"Thor: Tag der Entscheidung" - Heldenreise ohne Hammer
Naiv, fast zurückgeblieben wirkte Donnergott Thor zuletzt im Marvel-Kosmos. Dem Muskelprotz mit dem fliegenden Hammer fehlt einfach die Pfiffigkeit eines Iron Man oder die magische Geheimniskrämerei eines Doctor Strange.
Verständlich, dass die Vorfreude auf ein drittes Solo-Abenteuer mit dem von der nordischen Mythologie inspirierten Comic-Helden eher bescheiden ausfiel. Deshalb setzte Marvel-Chef Kevin Feige mit der Verpflichtung des nur unter Cineasten bekannten Regisseurs Taika Waititi alles auf eine Karte. Der junge Neuseeländer ist für seinen schrägen Humor bekannt, erzählte in "5 Zimmer Küche Sarg" von den Problemen einer Vampir-WG oder ließ in "Wo die wilden Menschen jagen" ein dickliches Problemkind mit seinem knorrigen Ziehvater den Dschungel unsicher machen.

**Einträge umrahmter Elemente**
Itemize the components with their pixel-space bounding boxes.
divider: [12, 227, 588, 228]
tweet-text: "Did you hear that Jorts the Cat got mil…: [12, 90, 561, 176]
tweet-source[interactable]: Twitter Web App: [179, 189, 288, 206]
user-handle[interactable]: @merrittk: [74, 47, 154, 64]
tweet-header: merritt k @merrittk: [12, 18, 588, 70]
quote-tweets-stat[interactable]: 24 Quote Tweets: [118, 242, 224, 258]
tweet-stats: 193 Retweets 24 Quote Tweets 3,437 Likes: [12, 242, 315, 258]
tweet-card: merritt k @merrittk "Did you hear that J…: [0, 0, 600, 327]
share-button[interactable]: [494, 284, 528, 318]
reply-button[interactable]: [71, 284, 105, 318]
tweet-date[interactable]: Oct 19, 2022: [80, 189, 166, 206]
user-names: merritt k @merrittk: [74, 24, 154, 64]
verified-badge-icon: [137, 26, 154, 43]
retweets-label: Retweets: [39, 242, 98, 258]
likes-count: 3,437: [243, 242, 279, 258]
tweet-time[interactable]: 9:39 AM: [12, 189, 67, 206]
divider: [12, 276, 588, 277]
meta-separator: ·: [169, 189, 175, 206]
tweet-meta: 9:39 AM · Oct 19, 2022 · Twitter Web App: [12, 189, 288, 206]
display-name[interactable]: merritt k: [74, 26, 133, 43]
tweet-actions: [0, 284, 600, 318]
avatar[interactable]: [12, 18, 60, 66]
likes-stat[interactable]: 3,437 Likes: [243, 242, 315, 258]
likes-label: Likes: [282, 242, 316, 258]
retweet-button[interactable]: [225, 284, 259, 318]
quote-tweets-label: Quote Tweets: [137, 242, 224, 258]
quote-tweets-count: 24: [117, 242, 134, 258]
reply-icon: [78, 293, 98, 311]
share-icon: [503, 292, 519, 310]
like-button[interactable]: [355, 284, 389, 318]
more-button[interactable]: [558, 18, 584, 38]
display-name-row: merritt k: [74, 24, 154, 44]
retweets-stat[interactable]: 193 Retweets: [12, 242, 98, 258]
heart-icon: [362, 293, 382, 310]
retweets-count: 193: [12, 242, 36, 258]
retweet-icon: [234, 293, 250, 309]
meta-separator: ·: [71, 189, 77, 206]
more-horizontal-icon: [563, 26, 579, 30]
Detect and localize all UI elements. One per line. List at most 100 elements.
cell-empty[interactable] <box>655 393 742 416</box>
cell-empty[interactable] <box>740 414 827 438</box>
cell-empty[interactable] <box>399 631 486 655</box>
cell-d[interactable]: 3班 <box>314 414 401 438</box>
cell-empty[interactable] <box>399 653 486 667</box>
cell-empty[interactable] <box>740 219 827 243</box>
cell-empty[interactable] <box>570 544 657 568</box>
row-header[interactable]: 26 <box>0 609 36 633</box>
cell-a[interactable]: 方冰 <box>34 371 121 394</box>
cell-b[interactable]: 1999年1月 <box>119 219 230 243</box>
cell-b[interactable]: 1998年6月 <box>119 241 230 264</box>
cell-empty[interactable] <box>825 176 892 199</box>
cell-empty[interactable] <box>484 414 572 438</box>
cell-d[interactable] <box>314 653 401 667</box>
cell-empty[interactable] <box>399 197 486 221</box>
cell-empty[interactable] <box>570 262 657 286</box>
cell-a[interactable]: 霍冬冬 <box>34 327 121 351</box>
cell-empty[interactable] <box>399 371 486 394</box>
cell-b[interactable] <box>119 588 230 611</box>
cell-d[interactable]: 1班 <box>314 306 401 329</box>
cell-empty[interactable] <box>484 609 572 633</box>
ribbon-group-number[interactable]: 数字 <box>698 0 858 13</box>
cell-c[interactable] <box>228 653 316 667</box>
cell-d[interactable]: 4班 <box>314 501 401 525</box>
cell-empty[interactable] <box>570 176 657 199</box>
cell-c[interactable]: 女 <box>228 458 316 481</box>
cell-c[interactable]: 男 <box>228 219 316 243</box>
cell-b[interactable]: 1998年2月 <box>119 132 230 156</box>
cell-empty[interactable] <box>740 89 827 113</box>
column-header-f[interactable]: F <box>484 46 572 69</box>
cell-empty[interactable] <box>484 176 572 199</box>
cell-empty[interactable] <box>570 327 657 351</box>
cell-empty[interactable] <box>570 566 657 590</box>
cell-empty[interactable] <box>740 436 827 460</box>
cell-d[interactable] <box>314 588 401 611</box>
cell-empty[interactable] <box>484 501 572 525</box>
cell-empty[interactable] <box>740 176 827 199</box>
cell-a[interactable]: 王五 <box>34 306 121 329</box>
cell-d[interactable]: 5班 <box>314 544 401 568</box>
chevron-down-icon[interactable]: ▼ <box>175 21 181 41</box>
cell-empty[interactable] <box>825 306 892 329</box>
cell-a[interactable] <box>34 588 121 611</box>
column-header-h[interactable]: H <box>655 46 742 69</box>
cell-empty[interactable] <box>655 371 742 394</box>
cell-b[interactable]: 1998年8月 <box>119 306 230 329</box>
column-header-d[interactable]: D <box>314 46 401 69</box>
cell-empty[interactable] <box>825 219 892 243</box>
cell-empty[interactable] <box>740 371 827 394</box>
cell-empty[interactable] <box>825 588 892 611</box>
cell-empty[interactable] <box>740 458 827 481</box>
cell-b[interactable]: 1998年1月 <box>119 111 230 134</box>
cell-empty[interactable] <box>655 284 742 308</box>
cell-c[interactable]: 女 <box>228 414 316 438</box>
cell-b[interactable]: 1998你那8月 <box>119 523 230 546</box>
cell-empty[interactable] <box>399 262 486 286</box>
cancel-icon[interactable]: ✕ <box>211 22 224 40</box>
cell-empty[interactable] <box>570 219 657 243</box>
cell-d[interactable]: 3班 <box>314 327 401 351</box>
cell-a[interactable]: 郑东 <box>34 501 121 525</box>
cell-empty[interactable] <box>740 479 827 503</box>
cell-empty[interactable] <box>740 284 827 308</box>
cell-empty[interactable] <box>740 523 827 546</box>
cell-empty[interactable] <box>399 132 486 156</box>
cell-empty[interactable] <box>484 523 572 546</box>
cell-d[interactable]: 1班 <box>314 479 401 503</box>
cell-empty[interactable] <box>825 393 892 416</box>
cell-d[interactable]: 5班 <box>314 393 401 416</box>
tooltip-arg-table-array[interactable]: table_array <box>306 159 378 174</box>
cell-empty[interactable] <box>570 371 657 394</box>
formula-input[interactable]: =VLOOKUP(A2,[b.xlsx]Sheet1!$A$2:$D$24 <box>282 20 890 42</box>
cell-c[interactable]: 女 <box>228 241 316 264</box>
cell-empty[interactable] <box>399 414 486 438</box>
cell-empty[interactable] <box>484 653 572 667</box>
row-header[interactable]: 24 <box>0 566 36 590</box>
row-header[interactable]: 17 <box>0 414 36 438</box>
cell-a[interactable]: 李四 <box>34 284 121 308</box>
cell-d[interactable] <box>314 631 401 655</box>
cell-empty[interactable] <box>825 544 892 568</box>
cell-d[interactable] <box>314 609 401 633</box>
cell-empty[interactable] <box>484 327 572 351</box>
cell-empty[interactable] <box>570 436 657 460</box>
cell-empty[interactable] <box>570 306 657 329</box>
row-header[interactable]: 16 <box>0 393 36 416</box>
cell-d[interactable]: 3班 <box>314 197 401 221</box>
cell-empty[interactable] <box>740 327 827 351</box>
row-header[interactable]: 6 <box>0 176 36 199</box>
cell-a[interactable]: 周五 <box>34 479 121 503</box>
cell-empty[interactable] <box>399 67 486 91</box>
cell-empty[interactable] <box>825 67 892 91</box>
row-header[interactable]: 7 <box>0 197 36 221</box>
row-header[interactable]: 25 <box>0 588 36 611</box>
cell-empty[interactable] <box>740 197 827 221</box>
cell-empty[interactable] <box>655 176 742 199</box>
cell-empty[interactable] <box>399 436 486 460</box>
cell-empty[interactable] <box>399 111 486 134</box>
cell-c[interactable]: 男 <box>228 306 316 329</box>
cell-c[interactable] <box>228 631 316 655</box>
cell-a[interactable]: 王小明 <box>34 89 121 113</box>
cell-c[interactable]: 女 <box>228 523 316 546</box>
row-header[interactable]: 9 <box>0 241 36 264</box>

**Aufgabenstellung**
**1.** Ersetze in den Einträgen „divider“ durch „rule“ und lass alles andere unverändert. Beginne am Anfang der Einträge und höre nach der Zeile mit „quote-tweets-count: 24: [117, 242, 134, 258]“ auf.
**2.** Bitte führe den Text über den Film „Thor: Tag der Entscheidung“ nach seinem letzten Satz weiter.

**Ergebnisse je Aufgabe**
**1.**
Itemize the components with their pixel-space bounding boxes.
rule: [12, 227, 588, 228]
tweet-text: "Did you hear that Jorts the Cat got mil…: [12, 90, 561, 176]
tweet-source[interactable]: Twitter Web App: [179, 189, 288, 206]
user-handle[interactable]: @merrittk: [74, 47, 154, 64]
tweet-header: merritt k @merrittk: [12, 18, 588, 70]
quote-tweets-stat[interactable]: 24 Quote Tweets: [118, 242, 224, 258]
tweet-stats: 193 Retweets 24 Quote Tweets 3,437 Likes: [12, 242, 315, 258]
tweet-card: merritt k @merrittk "Did you hear that J…: [0, 0, 600, 327]
share-button[interactable]: [494, 284, 528, 318]
reply-button[interactable]: [71, 284, 105, 318]
tweet-date[interactable]: Oct 19, 2022: [80, 189, 166, 206]
user-names: merritt k @merrittk: [74, 24, 154, 64]
verified-badge-icon: [137, 26, 154, 43]
retweets-label: Retweets: [39, 242, 98, 258]
likes-count: 3,437: [243, 242, 279, 258]
tweet-time[interactable]: 9:39 AM: [12, 189, 67, 206]
rule: [12, 276, 588, 277]
meta-separator: ·: [169, 189, 175, 206]
tweet-meta: 9:39 AM · Oct 19, 2022 · Twitter Web App: [12, 189, 288, 206]
display-name[interactable]: merritt k: [74, 26, 133, 43]
tweet-actions: [0, 284, 600, 318]
avatar[interactable]: [12, 18, 60, 66]
likes-stat[interactable]: 3,437 Likes: [243, 242, 315, 258]
likes-label: Likes: [282, 242, 316, 258]
retweet-button[interactable]: [225, 284, 259, 318]
quote-tweets-label: Quote Tweets: [137, 242, 224, 258]
quote-tweets-count: 24: [117, 242, 134, 258]

**2.**
Umso erstaunlicher, dass Waititi seinen Sinn für Unsinn auch in einem 180 Millionen Dollar teuren Blockbuster wie "Thor: Tag der Entscheidung" ohne Hemmungen ausleben darf. Das Ergebnis ist eine alberne Abenteuer-Wundertüte voller selbstironischer Auftritte bestens gelaunter Stars. Bereits der Prolog macht klar, wohin die Reise geht. Da baumelt ein scheinbar hilfloser, gefesselter Thor (Chris Hemsworth) vor dem gewaltigen Feuerdämon Surtur, der mit Grabesstimme androht, eine Ragnarök – sprich: Weltuntergang – zu entfachen. Der Sohn Odins scheint sich dafür jedoch nicht gerade brennend zu interessieren. Er hat vielmehr das Problem, Surtur nicht richtig antworten zu können, denn durch seine Drehungen hat er das Monster zumeist im Rücken.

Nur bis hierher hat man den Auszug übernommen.